= Request =
From the listing below, pull out all lines with "type" in them.
Start of Stored data
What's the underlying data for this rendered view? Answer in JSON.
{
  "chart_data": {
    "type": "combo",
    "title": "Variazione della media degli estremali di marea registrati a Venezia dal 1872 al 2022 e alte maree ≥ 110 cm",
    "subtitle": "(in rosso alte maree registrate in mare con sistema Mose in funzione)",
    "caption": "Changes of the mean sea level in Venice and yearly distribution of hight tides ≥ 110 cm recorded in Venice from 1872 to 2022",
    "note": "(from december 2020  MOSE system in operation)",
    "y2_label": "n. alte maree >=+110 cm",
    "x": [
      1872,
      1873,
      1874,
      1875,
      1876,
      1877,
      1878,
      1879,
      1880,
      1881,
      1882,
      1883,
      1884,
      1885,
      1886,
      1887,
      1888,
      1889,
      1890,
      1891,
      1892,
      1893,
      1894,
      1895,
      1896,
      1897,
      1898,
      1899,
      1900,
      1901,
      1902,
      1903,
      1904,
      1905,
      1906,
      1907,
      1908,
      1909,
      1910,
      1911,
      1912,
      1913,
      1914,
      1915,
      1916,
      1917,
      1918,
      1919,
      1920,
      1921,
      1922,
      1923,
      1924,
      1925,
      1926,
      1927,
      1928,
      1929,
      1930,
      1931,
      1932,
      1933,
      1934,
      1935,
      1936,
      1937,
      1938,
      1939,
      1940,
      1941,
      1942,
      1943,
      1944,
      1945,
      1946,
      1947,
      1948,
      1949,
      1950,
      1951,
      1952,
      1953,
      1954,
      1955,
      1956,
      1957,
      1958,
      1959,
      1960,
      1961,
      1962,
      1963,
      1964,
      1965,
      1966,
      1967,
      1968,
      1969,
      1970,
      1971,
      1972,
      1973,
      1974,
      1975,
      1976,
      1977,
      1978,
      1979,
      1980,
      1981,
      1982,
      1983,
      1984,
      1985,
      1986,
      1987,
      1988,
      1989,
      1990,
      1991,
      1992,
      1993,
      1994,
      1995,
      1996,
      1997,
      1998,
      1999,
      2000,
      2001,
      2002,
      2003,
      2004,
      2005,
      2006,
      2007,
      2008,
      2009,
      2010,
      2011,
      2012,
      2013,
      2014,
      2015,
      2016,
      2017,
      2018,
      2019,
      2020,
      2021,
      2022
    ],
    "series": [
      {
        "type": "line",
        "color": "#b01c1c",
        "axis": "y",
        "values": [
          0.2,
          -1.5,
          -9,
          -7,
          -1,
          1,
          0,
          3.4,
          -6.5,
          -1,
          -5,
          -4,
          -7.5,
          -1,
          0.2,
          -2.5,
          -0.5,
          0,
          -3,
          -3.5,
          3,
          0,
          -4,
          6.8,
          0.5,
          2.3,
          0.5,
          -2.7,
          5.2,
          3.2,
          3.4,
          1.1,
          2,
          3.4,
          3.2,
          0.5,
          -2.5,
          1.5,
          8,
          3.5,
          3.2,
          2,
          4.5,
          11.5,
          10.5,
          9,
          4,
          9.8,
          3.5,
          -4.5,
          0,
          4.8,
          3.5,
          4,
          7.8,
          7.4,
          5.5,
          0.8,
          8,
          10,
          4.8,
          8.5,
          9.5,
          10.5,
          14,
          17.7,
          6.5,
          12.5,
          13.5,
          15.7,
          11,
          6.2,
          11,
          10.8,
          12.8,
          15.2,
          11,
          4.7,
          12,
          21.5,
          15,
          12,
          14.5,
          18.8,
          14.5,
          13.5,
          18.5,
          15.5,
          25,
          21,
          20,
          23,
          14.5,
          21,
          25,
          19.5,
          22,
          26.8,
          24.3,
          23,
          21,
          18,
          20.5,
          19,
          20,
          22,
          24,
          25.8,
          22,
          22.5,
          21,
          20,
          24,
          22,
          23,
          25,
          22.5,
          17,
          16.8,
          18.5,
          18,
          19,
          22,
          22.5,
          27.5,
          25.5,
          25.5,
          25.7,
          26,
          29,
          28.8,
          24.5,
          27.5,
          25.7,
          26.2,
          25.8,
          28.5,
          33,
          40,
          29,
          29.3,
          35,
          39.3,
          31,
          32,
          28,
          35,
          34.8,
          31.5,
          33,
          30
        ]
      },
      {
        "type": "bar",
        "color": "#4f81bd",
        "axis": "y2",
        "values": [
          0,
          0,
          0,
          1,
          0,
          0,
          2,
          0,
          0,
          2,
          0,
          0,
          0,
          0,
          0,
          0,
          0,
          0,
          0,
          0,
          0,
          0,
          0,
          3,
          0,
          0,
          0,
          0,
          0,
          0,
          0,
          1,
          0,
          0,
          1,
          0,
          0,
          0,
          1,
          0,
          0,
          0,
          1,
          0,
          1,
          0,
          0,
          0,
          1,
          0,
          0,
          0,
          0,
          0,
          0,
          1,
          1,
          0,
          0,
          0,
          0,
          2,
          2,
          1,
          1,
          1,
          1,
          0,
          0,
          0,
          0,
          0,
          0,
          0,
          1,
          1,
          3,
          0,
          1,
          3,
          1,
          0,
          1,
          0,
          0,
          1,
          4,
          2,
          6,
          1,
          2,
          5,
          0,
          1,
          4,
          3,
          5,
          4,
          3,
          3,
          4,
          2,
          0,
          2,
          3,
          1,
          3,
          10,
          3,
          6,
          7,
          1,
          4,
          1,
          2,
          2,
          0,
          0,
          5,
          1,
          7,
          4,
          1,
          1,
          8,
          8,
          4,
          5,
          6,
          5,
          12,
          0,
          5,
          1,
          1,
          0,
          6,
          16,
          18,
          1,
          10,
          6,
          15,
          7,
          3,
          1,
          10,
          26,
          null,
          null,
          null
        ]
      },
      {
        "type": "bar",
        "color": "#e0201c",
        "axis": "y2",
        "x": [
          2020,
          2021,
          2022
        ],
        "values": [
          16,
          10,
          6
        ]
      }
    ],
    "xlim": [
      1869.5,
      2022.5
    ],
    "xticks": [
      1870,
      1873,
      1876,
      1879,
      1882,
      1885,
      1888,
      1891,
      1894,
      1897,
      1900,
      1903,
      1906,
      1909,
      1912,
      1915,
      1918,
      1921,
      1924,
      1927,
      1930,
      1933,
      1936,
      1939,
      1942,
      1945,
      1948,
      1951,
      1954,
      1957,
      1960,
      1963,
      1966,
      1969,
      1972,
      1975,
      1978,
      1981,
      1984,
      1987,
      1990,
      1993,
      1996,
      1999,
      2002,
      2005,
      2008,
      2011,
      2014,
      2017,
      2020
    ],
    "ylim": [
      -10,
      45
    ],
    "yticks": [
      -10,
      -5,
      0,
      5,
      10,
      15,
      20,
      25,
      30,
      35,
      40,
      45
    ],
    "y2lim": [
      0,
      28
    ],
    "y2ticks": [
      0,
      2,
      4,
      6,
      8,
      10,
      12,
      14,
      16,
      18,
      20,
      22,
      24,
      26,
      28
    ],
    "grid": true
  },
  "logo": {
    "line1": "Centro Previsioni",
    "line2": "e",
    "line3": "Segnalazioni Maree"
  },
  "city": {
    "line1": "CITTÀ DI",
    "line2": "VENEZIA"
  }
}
End of Stored data
= Exercise response =
    "type": "combo",
        "type": "line",
        "type": "bar",
        "type": "bar",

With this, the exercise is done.